#### YOUR ASSIGNMENT
Could the listing below be reproduced exactly, minus its pictures?
RECORDS SHOWN Block Start
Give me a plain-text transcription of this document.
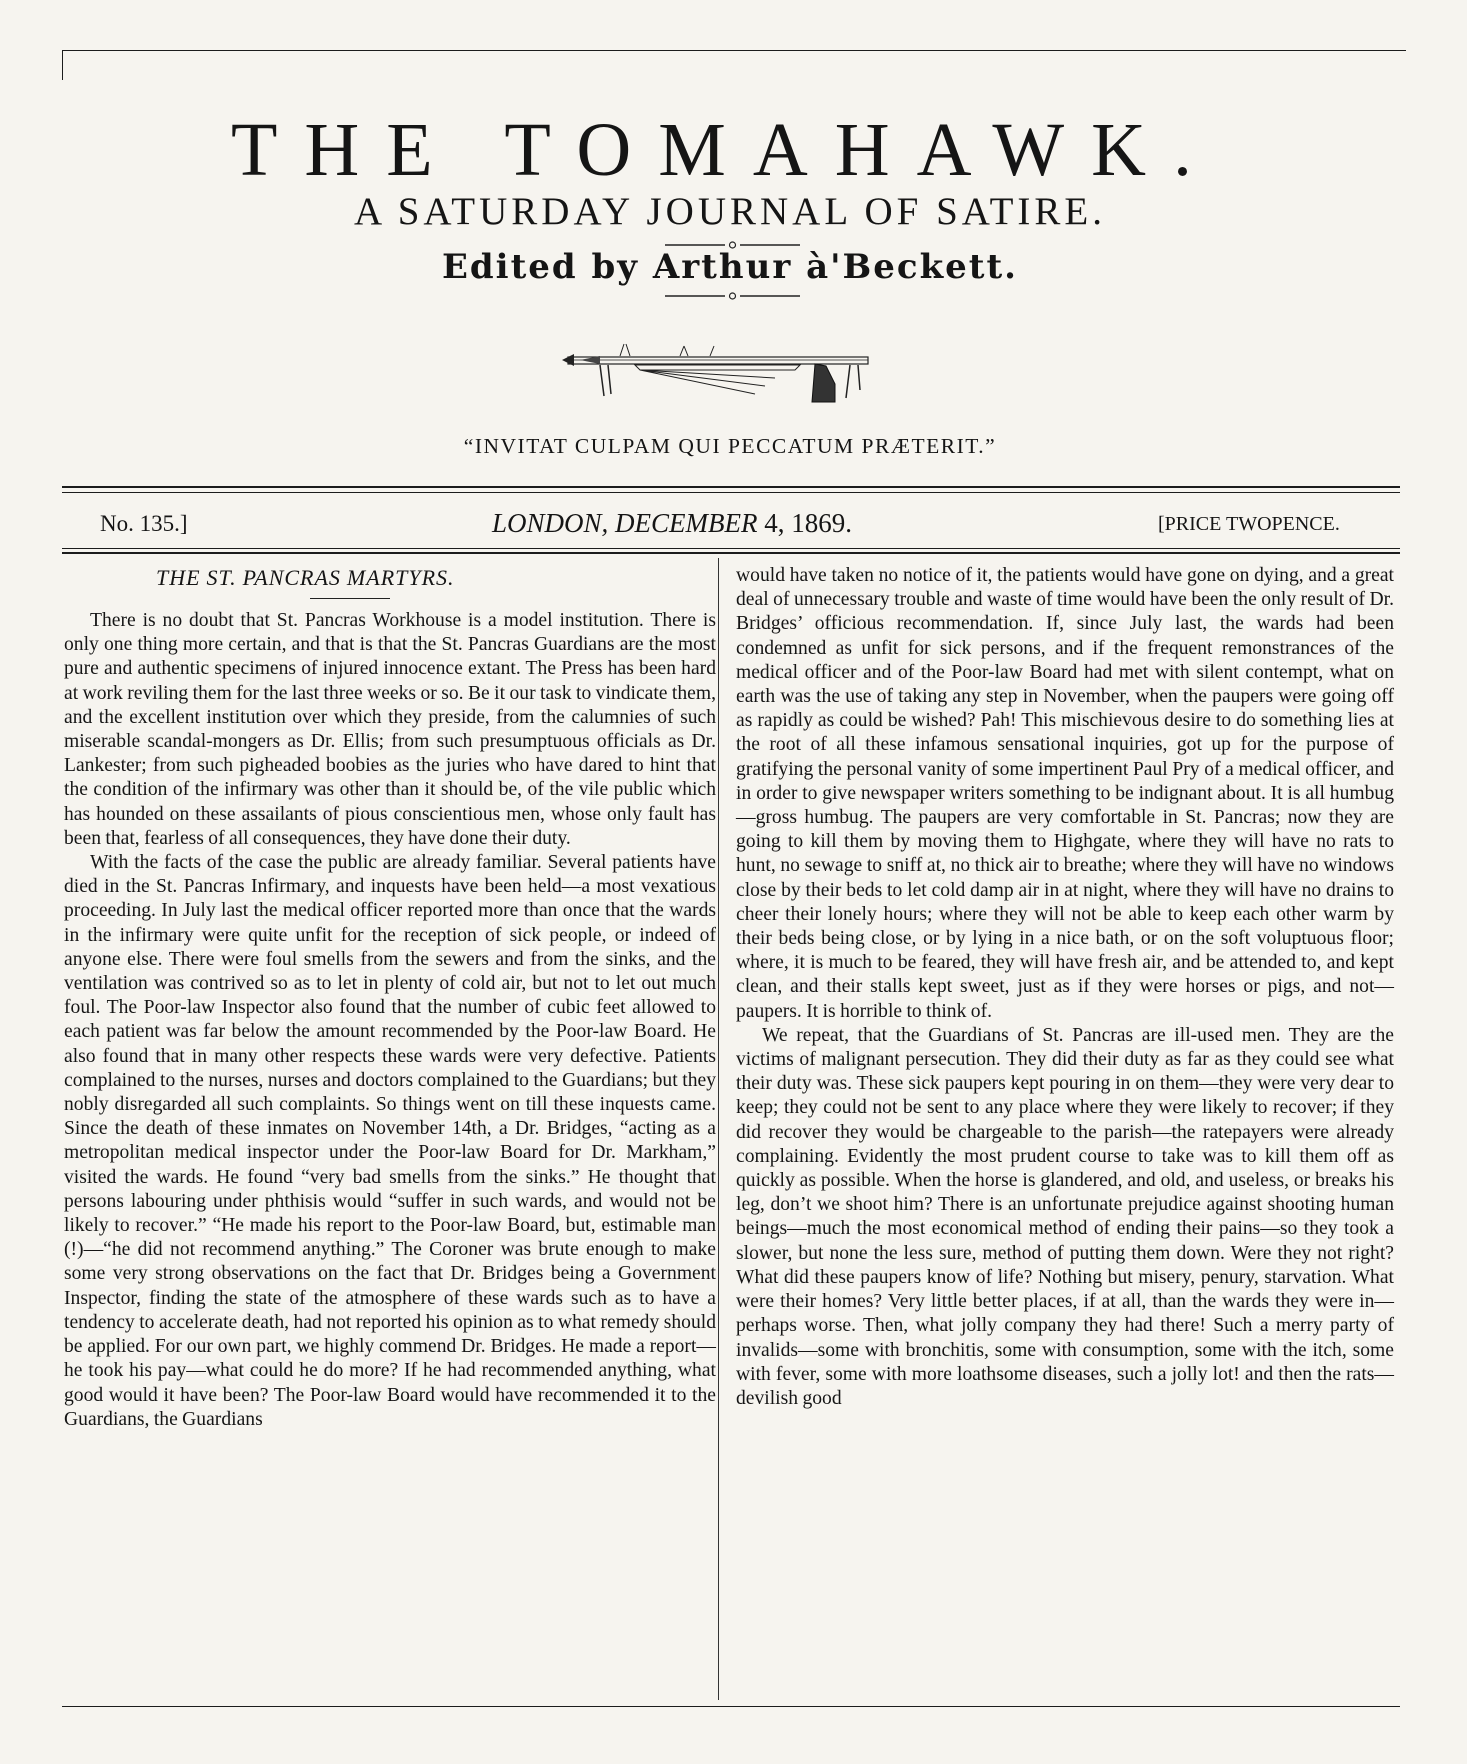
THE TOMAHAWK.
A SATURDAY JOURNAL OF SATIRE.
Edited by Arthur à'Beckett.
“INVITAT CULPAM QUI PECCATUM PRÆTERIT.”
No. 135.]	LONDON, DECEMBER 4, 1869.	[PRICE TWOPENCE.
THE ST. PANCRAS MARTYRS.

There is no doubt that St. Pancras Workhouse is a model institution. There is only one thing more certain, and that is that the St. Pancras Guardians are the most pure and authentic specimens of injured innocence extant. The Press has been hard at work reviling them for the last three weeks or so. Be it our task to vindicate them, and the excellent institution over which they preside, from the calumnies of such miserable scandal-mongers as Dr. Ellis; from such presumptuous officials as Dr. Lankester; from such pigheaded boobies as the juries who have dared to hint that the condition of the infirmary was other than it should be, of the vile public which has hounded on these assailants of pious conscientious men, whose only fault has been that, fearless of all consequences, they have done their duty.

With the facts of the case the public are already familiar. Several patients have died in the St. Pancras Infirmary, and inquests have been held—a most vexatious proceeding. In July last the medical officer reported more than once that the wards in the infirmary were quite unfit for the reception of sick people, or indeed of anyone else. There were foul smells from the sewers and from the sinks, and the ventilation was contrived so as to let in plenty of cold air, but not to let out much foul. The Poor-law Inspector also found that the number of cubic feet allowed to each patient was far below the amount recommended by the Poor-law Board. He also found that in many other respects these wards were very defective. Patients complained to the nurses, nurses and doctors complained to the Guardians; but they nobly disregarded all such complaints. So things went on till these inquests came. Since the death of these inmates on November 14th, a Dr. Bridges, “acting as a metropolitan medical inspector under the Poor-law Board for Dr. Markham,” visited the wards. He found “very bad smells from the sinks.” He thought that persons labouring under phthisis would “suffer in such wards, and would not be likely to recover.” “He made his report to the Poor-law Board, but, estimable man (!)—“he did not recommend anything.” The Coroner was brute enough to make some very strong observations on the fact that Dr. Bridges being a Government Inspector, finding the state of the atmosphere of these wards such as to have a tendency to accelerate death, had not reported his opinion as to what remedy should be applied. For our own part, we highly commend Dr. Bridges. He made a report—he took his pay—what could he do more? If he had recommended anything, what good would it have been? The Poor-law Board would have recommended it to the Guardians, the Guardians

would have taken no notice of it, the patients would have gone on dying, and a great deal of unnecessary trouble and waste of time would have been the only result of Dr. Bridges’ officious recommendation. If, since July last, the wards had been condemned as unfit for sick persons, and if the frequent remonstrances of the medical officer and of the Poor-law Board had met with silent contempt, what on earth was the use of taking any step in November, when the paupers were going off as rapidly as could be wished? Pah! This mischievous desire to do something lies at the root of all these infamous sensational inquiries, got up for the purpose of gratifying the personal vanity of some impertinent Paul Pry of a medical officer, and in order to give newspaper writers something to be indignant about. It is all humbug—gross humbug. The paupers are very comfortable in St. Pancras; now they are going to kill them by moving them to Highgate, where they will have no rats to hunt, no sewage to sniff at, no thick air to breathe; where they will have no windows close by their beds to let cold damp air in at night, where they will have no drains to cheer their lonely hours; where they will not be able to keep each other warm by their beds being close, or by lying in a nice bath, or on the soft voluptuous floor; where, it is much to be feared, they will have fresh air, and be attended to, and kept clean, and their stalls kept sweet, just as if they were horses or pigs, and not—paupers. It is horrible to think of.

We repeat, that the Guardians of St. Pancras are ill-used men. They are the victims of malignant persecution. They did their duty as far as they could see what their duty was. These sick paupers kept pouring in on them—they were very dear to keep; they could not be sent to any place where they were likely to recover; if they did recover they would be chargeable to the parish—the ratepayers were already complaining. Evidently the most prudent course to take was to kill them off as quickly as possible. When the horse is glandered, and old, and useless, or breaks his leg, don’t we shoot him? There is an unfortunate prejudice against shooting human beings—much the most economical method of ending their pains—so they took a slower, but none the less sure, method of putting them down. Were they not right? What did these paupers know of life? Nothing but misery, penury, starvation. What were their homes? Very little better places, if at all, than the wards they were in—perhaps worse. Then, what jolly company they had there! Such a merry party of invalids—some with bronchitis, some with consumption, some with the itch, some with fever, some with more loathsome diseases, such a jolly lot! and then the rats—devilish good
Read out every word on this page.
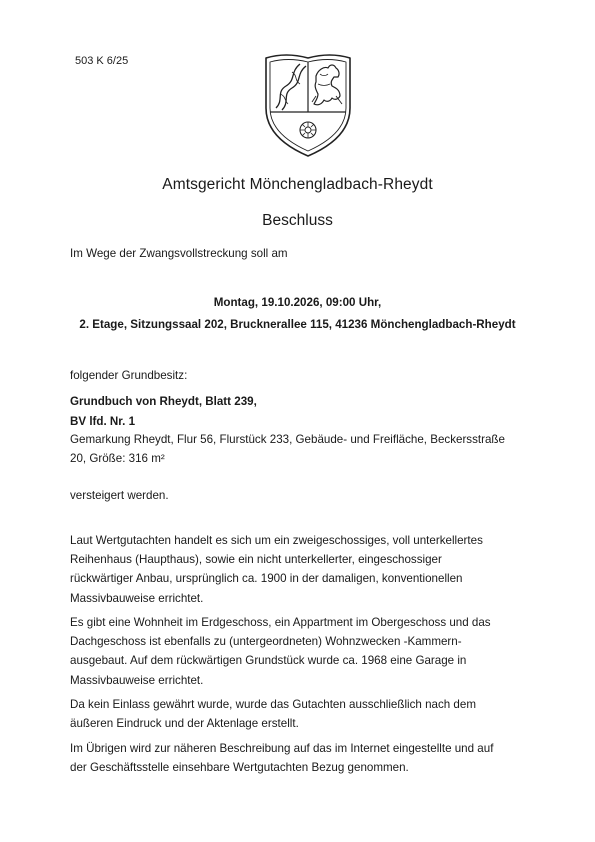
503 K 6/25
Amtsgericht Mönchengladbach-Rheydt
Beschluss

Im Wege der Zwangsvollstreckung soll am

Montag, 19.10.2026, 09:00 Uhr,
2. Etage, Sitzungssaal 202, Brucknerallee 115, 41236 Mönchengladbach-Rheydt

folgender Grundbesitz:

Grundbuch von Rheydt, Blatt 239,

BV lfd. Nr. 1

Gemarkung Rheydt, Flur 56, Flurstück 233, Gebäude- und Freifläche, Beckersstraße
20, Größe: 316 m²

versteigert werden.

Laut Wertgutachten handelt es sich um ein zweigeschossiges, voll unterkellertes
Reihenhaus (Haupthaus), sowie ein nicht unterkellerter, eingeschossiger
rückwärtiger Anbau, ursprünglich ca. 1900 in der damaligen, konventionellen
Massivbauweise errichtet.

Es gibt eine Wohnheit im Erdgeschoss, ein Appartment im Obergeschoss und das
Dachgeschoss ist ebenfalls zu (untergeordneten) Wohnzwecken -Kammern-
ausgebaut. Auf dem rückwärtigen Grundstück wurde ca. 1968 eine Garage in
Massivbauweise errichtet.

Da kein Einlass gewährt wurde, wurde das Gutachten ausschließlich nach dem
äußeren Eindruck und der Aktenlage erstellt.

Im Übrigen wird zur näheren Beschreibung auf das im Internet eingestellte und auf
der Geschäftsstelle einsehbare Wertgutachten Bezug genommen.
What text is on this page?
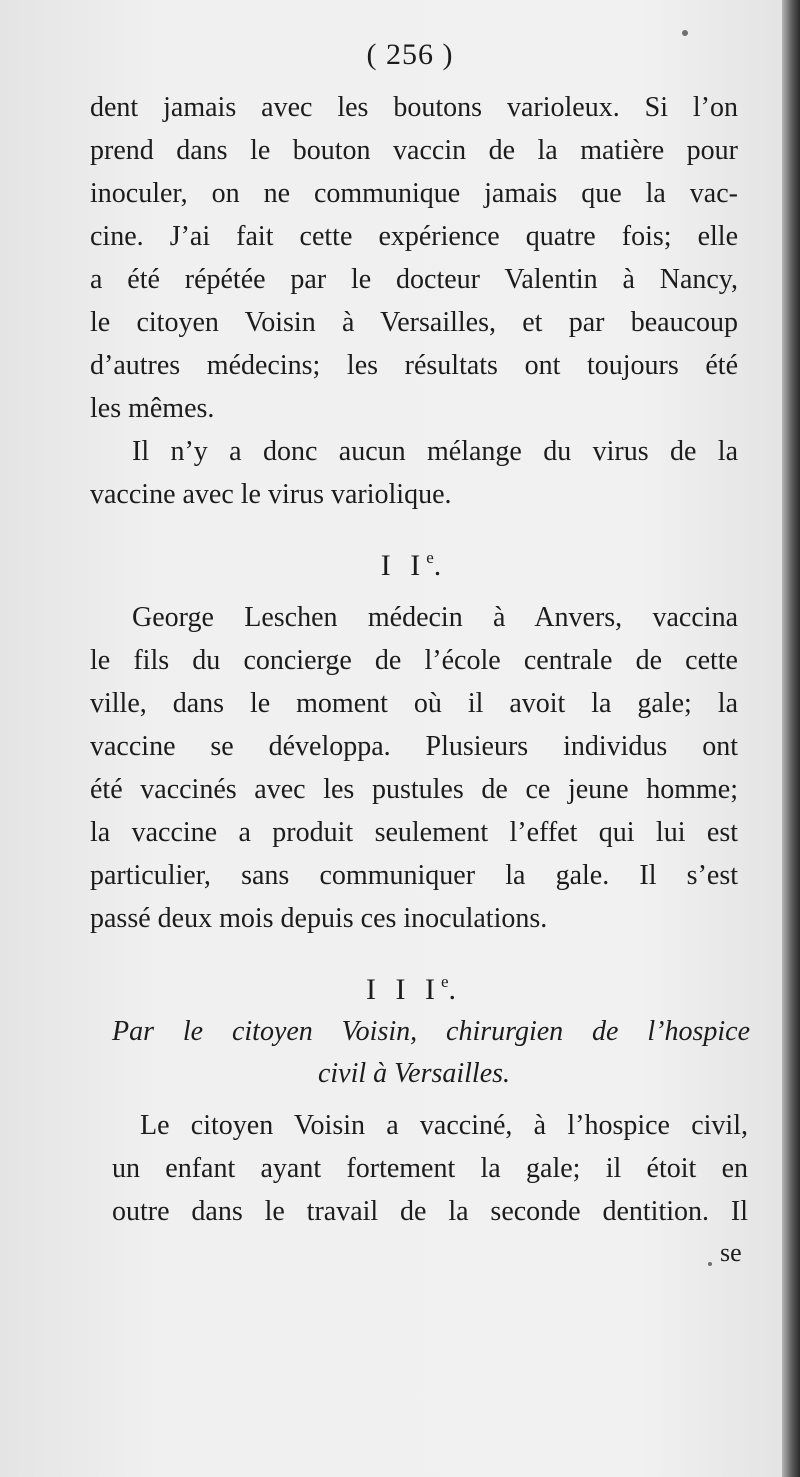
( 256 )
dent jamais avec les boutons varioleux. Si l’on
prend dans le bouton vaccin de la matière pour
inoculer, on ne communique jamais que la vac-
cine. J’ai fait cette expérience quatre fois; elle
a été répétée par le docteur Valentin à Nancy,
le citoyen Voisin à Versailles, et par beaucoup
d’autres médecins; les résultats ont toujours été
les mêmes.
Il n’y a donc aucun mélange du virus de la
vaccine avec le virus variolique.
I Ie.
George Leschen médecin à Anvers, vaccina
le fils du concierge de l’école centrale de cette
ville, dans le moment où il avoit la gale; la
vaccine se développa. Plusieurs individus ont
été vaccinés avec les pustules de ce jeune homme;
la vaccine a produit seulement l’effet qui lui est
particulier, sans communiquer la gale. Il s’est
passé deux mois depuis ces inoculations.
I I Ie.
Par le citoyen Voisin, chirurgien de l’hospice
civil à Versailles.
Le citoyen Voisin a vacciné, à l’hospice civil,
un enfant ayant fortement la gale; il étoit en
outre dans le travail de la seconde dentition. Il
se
RECORDS SHOWN Block End
#### ANSWER SPACE
Give me a plain-text transcription of this document.
THE TOMAHAWK.
A SATURDAY JOURNAL OF SATIRE.
Edited by Arthur à'Beckett.
“INVITAT CULPAM QUI PECCATUM PRÆTERIT.”
No. 135.]	LONDON, DECEMBER 4, 1869.	[PRICE TWOPENCE.
THE ST. PANCRAS MARTYRS.

There is no doubt that St. Pancras Workhouse is a model institution. There is only one thing more certain, and that is that the St. Pancras Guardians are the most pure and authentic specimens of injured innocence extant. The Press has been hard at work reviling them for the last three weeks or so. Be it our task to vindicate them, and the excellent institution over which they preside, from the calumnies of such miserable scandal-mongers as Dr. Ellis; from such presumptuous officials as Dr. Lankester; from such pigheaded boobies as the juries who have dared to hint that the condition of the infirmary was other than it should be, of the vile public which has hounded on these assailants of pious conscientious men, whose only fault has been that, fearless of all consequences, they have done their duty.

With the facts of the case the public are already familiar. Several patients have died in the St. Pancras Infirmary, and inquests have been held—a most vexatious proceeding. In July last the medical officer reported more than once that the wards in the infirmary were quite unfit for the reception of sick people, or indeed of anyone else. There were foul smells from the sewers and from the sinks, and the ventilation was contrived so as to let in plenty of cold air, but not to let out much foul. The Poor-law Inspector also found that the number of cubic feet allowed to each patient was far below the amount recommended by the Poor-law Board. He also found that in many other respects these wards were very defective. Patients complained to the nurses, nurses and doctors complained to the Guardians; but they nobly disregarded all such complaints. So things went on till these inquests came. Since the death of these inmates on November 14th, a Dr. Bridges, “acting as a metropolitan medical inspector under the Poor-law Board for Dr. Markham,” visited the wards. He found “very bad smells from the sinks.” He thought that persons labouring under phthisis would “suffer in such wards, and would not be likely to recover.” “He made his report to the Poor-law Board, but, estimable man (!)—“he did not recommend anything.” The Coroner was brute enough to make some very strong observations on the fact that Dr. Bridges being a Government Inspector, finding the state of the atmosphere of these wards such as to have a tendency to accelerate death, had not reported his opinion as to what remedy should be applied. For our own part, we highly commend Dr. Bridges. He made a report—he took his pay—what could he do more? If he had recommended anything, what good would it have been? The Poor-law Board would have recommended it to the Guardians, the Guardians

would have taken no notice of it, the patients would have gone on dying, and a great deal of unnecessary trouble and waste of time would have been the only result of Dr. Bridges’ officious recommendation. If, since July last, the wards had been condemned as unfit for sick persons, and if the frequent remonstrances of the medical officer and of the Poor-law Board had met with silent contempt, what on earth was the use of taking any step in November, when the paupers were going off as rapidly as could be wished? Pah! This mischievous desire to do something lies at the root of all these infamous sensational inquiries, got up for the purpose of gratifying the personal vanity of some impertinent Paul Pry of a medical officer, and in order to give newspaper writers something to be indignant about. It is all humbug—gross humbug. The paupers are very comfortable in St. Pancras; now they are going to kill them by moving them to Highgate, where they will have no rats to hunt, no sewage to sniff at, no thick air to breathe; where they will have no windows close by their beds to let cold damp air in at night, where they will have no drains to cheer their lonely hours; where they will not be able to keep each other warm by their beds being close, or by lying in a nice bath, or on the soft voluptuous floor; where, it is much to be feared, they will have fresh air, and be attended to, and kept clean, and their stalls kept sweet, just as if they were horses or pigs, and not—paupers. It is horrible to think of.

We repeat, that the Guardians of St. Pancras are ill-used men. They are the victims of malignant persecution. They did their duty as far as they could see what their duty was. These sick paupers kept pouring in on them—they were very dear to keep; they could not be sent to any place where they were likely to recover; if they did recover they would be chargeable to the parish—the ratepayers were already complaining. Evidently the most prudent course to take was to kill them off as quickly as possible. When the horse is glandered, and old, and useless, or breaks his leg, don’t we shoot him? There is an unfortunate prejudice against shooting human beings—much the most economical method of ending their pains—so they took a slower, but none the less sure, method of putting them down. Were they not right? What did these paupers know of life? Nothing but misery, penury, starvation. What were their homes? Very little better places, if at all, than the wards they were in—perhaps worse. Then, what jolly company they had there! Such a merry party of invalids—some with bronchitis, some with consumption, some with the itch, some with fever, some with more loathsome diseases, such a jolly lot! and then the rats—devilish good
Read out every word on this page.
503 K 6/25
Amtsgericht Mönchengladbach-Rheydt
Beschluss

Im Wege der Zwangsvollstreckung soll am

Montag, 19.10.2026, 09:00 Uhr,
2. Etage, Sitzungssaal 202, Brucknerallee 115, 41236 Mönchengladbach-Rheydt

folgender Grundbesitz:

Grundbuch von Rheydt, Blatt 239,

BV lfd. Nr. 1

Gemarkung Rheydt, Flur 56, Flurstück 233, Gebäude- und Freifläche, Beckersstraße
20, Größe: 316 m²

versteigert werden.

Laut Wertgutachten handelt es sich um ein zweigeschossiges, voll unterkellertes
Reihenhaus (Haupthaus), sowie ein nicht unterkellerter, eingeschossiger
rückwärtiger Anbau, ursprünglich ca. 1900 in der damaligen, konventionellen
Massivbauweise errichtet.

Es gibt eine Wohnheit im Erdgeschoss, ein Appartment im Obergeschoss und das
Dachgeschoss ist ebenfalls zu (untergeordneten) Wohnzwecken -Kammern-
ausgebaut. Auf dem rückwärtigen Grundstück wurde ca. 1968 eine Garage in
Massivbauweise errichtet.

Da kein Einlass gewährt wurde, wurde das Gutachten ausschließlich nach dem
äußeren Eindruck und der Aktenlage erstellt.

Im Übrigen wird zur näheren Beschreibung auf das im Internet eingestellte und auf
der Geschäftsstelle einsehbare Wertgutachten Bezug genommen.
What text is on this page?
( 256 )
dent jamais avec les boutons varioleux. Si l’on
prend dans le bouton vaccin de la matière pour
inoculer, on ne communique jamais que la vac-
cine. J’ai fait cette expérience quatre fois; elle
a été répétée par le docteur Valentin à Nancy,
le citoyen Voisin à Versailles, et par beaucoup
d’autres médecins; les résultats ont toujours été
les mêmes.
Il n’y a donc aucun mélange du virus de la
vaccine avec le virus variolique.
I Ie.
George Leschen médecin à Anvers, vaccina
le fils du concierge de l’école centrale de cette
ville, dans le moment où il avoit la gale; la
vaccine se développa. Plusieurs individus ont
été vaccinés avec les pustules de ce jeune homme;
la vaccine a produit seulement l’effet qui lui est
particulier, sans communiquer la gale. Il s’est
passé deux mois depuis ces inoculations.
I I Ie.
Par le citoyen Voisin, chirurgien de l’hospice
civil à Versailles.
Le citoyen Voisin a vacciné, à l’hospice civil,
un enfant ayant fortement la gale; il étoit en
outre dans le travail de la seconde dentition. Il
se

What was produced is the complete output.